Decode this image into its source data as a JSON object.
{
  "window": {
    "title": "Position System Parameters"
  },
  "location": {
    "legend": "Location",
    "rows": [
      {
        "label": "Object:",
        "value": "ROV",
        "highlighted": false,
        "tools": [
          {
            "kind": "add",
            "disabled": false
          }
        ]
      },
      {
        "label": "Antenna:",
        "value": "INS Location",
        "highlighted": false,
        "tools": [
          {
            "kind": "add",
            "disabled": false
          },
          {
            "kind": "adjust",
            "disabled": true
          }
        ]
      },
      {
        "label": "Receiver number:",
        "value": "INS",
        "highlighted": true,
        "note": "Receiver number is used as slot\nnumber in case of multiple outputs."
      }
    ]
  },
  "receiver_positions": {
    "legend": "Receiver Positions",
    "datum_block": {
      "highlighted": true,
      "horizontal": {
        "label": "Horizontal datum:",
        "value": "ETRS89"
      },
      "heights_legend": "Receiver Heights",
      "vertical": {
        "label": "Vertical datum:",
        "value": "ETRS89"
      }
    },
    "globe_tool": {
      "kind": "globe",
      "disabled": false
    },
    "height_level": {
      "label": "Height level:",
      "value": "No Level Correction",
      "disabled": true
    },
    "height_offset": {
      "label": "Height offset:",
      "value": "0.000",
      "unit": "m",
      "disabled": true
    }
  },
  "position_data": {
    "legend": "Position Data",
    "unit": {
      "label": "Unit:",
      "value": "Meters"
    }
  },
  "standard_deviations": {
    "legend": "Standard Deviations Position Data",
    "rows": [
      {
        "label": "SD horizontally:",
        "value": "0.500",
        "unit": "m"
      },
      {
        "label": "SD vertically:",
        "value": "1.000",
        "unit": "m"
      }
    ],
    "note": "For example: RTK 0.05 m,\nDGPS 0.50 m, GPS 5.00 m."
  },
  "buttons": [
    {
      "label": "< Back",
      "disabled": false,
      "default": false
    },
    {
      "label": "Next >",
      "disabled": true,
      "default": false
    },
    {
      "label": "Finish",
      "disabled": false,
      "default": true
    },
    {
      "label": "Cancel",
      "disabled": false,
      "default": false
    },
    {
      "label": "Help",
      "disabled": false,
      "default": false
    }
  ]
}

........

## EXERCISE:
Return the lines above exactly, keeping every word.

## RESPONSE TO THIS EXERCISE:
Decode this image into its source data as a JSON object.
{
  "window": {
    "title": "Position System Parameters"
  },
  "location": {
    "legend": "Location",
    "rows": [
      {
        "label": "Object:",
        "value": "ROV",
        "highlighted": false,
        "tools": [
          {
            "kind": "add",
            "disabled": false
          }
        ]
      },
      {
        "label": "Antenna:",
        "value": "INS Location",
        "highlighted": false,
        "tools": [
          {
            "kind": "add",
            "disabled": false
          },
          {
            "kind": "adjust",
            "disabled": true
          }
        ]
      },
      {
        "label": "Receiver number:",
        "value": "INS",
        "highlighted": true,
        "note": "Receiver number is used as slot\nnumber in case of multiple outputs."
      }
    ]
  },
  "receiver_positions": {
    "legend": "Receiver Positions",
    "datum_block": {
      "highlighted": true,
      "horizontal": {
        "label": "Horizontal datum:",
        "value": "ETRS89"
      },
      "heights_legend": "Receiver Heights",
      "vertical": {
        "label": "Vertical datum:",
        "value": "ETRS89"
      }
    },
    "globe_tool": {
      "kind": "globe",
      "disabled": false
    },
    "height_level": {
      "label": "Height level:",
      "value": "No Level Correction",
      "disabled": true
    },
    "height_offset": {
      "label": "Height offset:",
      "value": "0.000",
      "unit": "m",
      "disabled": true
    }
  },
  "position_data": {
    "legend": "Position Data",
    "unit": {
      "label": "Unit:",
      "value": "Meters"
    }
  },
  "standard_deviations": {
    "legend": "Standard Deviations Position Data",
    "rows": [
      {
        "label": "SD horizontally:",
        "value": "0.500",
        "unit": "m"
      },
      {
        "label": "SD vertically:",
        "value": "1.000",
        "unit": "m"
      }
    ],
    "note": "For example: RTK 0.05 m,\nDGPS 0.50 m, GPS 5.00 m."
  },
  "buttons": [
    {
      "label": "< Back",
      "disabled": false,
      "default": false
    },
    {
      "label": "Next >",
      "disabled": true,
      "default": false
    },
    {
      "label": "Finish",
      "disabled": false,
      "default": true
    },
    {
      "label": "Cancel",
      "disabled": false,
      "default": false
    },
    {
      "label": "Help",
      "disabled": false,
      "default": false
    }
  ]
}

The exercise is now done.